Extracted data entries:
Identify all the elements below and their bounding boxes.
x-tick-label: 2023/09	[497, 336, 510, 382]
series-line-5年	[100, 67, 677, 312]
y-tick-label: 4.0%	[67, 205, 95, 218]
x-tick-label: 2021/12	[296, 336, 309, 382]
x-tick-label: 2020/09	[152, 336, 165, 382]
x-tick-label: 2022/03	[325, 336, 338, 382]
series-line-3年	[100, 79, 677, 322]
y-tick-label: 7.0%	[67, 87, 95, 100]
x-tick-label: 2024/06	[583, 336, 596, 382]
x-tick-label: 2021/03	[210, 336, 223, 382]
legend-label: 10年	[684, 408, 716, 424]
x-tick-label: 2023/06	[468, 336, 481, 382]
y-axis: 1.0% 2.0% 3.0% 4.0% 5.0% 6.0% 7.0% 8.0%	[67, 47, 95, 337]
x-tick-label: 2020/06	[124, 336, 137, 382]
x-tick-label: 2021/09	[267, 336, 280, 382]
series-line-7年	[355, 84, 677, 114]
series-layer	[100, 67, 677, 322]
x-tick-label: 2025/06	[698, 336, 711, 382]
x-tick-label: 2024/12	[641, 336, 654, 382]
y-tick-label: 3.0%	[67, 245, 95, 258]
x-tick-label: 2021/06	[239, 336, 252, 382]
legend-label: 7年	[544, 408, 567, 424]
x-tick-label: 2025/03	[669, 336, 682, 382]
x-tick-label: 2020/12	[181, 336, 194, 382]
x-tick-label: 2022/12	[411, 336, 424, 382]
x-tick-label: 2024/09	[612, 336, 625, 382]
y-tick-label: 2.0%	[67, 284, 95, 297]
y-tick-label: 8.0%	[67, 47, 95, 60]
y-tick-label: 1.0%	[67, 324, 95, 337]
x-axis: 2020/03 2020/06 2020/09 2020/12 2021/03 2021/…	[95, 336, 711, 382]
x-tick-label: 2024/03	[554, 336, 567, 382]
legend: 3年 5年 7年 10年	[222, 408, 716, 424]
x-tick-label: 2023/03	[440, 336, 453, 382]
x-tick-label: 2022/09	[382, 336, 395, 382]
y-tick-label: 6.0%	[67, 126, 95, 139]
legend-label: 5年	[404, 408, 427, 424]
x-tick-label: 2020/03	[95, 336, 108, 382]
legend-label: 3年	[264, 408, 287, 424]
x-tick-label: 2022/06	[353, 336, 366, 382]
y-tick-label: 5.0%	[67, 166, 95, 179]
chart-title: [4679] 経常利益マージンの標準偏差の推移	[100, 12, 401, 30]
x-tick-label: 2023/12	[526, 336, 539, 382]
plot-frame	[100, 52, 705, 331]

**EXERCISE GOAL:** Copy every one of the items above, line for line, without changing a single character.

**RESULT OF THIS TASK:**
Identify all the elements below and their bounding boxes.
x-tick-label: 2023/09	[497, 336, 510, 382]
series-line-5年	[100, 67, 677, 312]
y-tick-label: 4.0%	[67, 205, 95, 218]
x-tick-label: 2021/12	[296, 336, 309, 382]
x-tick-label: 2020/09	[152, 336, 165, 382]
x-tick-label: 2022/03	[325, 336, 338, 382]
series-line-3年	[100, 79, 677, 322]
y-tick-label: 7.0%	[67, 87, 95, 100]
x-tick-label: 2024/06	[583, 336, 596, 382]
x-tick-label: 2021/03	[210, 336, 223, 382]
legend-label: 10年	[684, 408, 716, 424]
x-tick-label: 2023/06	[468, 336, 481, 382]
y-axis: 1.0% 2.0% 3.0% 4.0% 5.0% 6.0% 7.0% 8.0%	[67, 47, 95, 337]
x-tick-label: 2020/06	[124, 336, 137, 382]
x-tick-label: 2021/09	[267, 336, 280, 382]
series-line-7年	[355, 84, 677, 114]
series-layer	[100, 67, 677, 322]
x-tick-label: 2025/06	[698, 336, 711, 382]
x-tick-label: 2024/12	[641, 336, 654, 382]
y-tick-label: 3.0%	[67, 245, 95, 258]
x-tick-label: 2021/06	[239, 336, 252, 382]
legend-label: 7年	[544, 408, 567, 424]
x-tick-label: 2025/03	[669, 336, 682, 382]
x-tick-label: 2020/12	[181, 336, 194, 382]
x-tick-label: 2022/12	[411, 336, 424, 382]
x-tick-label: 2024/09	[612, 336, 625, 382]
y-tick-label: 2.0%	[67, 284, 95, 297]
y-tick-label: 8.0%	[67, 47, 95, 60]
y-tick-label: 1.0%	[67, 324, 95, 337]
x-axis: 2020/03 2020/06 2020/09 2020/12 2021/03 2021/…	[95, 336, 711, 382]
x-tick-label: 2024/03	[554, 336, 567, 382]
legend: 3年 5年 7年 10年	[222, 408, 716, 424]
x-tick-label: 2023/03	[440, 336, 453, 382]
x-tick-label: 2022/09	[382, 336, 395, 382]
y-tick-label: 6.0%	[67, 126, 95, 139]
legend-label: 5年	[404, 408, 427, 424]
x-tick-label: 2020/03	[95, 336, 108, 382]
legend-label: 3年	[264, 408, 287, 424]
x-tick-label: 2022/06	[353, 336, 366, 382]
y-tick-label: 5.0%	[67, 166, 95, 179]
chart-title: [4679] 経常利益マージンの標準偏差の推移	[100, 12, 401, 30]
x-tick-label: 2023/12	[526, 336, 539, 382]
plot-frame	[100, 52, 705, 331]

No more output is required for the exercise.